-- start of Records shown --
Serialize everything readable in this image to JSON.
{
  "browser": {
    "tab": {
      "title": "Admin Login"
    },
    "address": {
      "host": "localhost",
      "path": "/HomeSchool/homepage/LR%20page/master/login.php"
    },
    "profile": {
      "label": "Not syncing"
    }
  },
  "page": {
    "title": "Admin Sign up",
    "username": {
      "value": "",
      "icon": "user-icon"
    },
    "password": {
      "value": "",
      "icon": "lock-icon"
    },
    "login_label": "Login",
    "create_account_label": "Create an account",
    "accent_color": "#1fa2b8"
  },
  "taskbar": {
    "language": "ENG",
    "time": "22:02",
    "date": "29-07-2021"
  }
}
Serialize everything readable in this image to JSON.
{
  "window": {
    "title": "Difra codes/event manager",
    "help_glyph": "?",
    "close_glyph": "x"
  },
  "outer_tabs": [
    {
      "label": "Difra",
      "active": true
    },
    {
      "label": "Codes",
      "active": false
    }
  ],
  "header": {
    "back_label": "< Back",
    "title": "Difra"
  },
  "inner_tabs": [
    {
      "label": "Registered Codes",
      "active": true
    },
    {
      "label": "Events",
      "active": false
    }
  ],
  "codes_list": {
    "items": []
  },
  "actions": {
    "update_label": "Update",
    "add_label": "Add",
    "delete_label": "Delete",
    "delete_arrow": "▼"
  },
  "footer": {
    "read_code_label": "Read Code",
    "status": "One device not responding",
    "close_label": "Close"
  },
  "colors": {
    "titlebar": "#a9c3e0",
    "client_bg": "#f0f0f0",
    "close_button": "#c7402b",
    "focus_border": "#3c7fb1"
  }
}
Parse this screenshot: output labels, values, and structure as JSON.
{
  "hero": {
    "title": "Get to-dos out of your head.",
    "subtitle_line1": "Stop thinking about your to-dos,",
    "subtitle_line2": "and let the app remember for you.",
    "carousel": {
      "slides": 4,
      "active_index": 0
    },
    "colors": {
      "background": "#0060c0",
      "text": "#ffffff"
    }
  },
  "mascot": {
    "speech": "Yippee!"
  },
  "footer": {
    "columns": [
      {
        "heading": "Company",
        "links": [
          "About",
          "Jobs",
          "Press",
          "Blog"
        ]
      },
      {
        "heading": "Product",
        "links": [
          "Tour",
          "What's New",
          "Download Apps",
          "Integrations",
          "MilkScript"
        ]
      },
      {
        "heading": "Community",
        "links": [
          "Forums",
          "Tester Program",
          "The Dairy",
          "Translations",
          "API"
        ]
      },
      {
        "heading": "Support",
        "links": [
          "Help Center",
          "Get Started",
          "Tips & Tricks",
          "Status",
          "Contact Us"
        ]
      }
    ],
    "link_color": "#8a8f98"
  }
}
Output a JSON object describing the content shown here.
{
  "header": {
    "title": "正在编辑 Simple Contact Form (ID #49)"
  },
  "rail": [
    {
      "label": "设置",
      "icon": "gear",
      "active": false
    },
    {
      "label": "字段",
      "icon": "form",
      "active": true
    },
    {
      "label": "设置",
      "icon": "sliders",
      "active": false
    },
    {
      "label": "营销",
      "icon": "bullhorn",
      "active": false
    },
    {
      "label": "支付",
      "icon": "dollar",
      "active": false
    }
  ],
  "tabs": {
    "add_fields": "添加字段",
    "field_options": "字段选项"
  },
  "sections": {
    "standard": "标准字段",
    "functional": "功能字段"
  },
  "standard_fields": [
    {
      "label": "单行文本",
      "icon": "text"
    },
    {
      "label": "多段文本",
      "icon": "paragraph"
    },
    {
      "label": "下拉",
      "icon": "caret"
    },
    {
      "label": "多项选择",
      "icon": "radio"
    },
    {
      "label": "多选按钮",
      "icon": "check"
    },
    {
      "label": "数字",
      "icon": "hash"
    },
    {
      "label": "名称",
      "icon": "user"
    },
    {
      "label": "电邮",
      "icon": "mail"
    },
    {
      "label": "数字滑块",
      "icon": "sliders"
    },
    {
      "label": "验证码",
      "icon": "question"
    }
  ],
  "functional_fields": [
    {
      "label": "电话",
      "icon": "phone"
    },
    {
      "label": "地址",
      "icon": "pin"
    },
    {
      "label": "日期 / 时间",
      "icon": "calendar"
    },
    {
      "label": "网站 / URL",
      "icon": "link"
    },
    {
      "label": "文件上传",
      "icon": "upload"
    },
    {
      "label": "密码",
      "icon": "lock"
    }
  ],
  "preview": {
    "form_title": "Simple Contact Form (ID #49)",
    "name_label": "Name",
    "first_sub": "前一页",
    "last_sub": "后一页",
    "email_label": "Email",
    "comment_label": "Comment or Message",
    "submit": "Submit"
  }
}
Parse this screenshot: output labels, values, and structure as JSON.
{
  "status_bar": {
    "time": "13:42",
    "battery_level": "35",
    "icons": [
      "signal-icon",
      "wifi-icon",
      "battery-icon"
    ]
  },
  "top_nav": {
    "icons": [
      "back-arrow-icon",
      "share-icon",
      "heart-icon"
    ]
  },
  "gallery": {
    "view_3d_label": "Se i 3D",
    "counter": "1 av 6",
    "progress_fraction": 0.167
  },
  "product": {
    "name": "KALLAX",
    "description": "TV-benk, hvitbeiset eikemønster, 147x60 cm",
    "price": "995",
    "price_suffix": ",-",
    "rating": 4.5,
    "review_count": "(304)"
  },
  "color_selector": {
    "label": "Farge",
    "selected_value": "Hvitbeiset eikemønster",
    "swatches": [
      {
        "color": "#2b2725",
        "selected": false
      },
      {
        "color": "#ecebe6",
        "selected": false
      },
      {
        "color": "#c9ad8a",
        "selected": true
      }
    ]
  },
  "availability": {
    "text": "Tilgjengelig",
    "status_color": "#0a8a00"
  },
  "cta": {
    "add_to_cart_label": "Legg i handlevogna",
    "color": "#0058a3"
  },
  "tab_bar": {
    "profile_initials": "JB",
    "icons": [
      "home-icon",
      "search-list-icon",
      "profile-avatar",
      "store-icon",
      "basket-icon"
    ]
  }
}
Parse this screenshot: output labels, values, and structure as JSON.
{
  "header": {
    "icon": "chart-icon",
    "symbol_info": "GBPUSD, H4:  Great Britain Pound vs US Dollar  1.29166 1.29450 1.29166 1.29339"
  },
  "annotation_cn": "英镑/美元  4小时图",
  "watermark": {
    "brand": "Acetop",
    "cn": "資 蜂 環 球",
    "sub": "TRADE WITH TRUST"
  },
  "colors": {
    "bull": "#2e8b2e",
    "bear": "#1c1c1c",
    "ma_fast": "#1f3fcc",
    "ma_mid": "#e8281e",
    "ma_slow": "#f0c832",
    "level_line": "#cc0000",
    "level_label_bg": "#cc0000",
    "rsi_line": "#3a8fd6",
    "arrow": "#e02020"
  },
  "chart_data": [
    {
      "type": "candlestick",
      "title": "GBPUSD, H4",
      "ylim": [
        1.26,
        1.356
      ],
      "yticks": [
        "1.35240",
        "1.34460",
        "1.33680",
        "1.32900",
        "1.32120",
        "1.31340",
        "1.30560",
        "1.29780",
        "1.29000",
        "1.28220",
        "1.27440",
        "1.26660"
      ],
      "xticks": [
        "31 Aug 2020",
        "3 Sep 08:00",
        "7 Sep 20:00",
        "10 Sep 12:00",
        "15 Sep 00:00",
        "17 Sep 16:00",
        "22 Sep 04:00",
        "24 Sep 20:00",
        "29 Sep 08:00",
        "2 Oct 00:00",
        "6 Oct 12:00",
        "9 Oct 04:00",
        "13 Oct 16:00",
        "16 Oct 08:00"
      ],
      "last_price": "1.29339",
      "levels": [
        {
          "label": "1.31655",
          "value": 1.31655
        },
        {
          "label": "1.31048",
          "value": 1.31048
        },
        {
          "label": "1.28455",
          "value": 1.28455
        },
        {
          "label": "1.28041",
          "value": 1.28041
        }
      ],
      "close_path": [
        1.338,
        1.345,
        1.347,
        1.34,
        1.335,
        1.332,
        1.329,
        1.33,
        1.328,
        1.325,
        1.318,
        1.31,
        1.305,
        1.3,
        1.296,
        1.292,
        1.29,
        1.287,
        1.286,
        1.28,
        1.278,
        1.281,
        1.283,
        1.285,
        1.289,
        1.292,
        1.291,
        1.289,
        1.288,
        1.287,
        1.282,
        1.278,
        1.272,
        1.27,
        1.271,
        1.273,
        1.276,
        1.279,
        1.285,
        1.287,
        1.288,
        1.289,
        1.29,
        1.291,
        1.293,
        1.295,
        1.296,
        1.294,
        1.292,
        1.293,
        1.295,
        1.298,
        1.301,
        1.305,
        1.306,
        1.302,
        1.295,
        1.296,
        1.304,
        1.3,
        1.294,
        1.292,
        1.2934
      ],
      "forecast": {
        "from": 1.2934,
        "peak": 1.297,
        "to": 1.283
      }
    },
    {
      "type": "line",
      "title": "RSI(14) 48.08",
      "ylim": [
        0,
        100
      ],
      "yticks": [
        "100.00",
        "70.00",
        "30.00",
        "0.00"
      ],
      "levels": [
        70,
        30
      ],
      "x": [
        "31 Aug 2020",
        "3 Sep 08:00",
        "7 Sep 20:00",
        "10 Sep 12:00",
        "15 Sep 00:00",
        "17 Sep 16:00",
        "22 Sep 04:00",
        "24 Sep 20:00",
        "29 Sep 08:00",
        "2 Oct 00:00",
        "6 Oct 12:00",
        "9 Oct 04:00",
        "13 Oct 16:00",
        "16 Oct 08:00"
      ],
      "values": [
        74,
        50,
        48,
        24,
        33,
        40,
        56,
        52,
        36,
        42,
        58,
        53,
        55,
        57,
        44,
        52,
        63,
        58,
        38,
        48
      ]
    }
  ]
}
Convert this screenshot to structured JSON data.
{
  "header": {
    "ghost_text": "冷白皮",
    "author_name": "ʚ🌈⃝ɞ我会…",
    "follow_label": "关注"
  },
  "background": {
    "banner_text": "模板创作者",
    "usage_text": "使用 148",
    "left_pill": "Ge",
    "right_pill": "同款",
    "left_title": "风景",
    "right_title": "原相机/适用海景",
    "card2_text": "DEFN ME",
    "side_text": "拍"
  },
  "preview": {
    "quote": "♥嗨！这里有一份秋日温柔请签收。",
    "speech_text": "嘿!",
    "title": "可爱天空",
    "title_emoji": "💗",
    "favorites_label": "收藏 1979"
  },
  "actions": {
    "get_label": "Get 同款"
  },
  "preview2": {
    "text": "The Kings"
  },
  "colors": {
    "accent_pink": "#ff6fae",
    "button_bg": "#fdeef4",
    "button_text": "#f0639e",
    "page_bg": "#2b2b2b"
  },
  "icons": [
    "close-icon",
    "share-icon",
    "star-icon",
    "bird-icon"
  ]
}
-- end of Records shown --
### Problem statement
Pick out every line of the listing containing the word "Contact", and show those lines.

### Finished answer
          "Contact Us"
    "title": "正在编辑 Simple Contact Form (ID #49)"
    "form_title": "Simple Contact Form (ID #49)",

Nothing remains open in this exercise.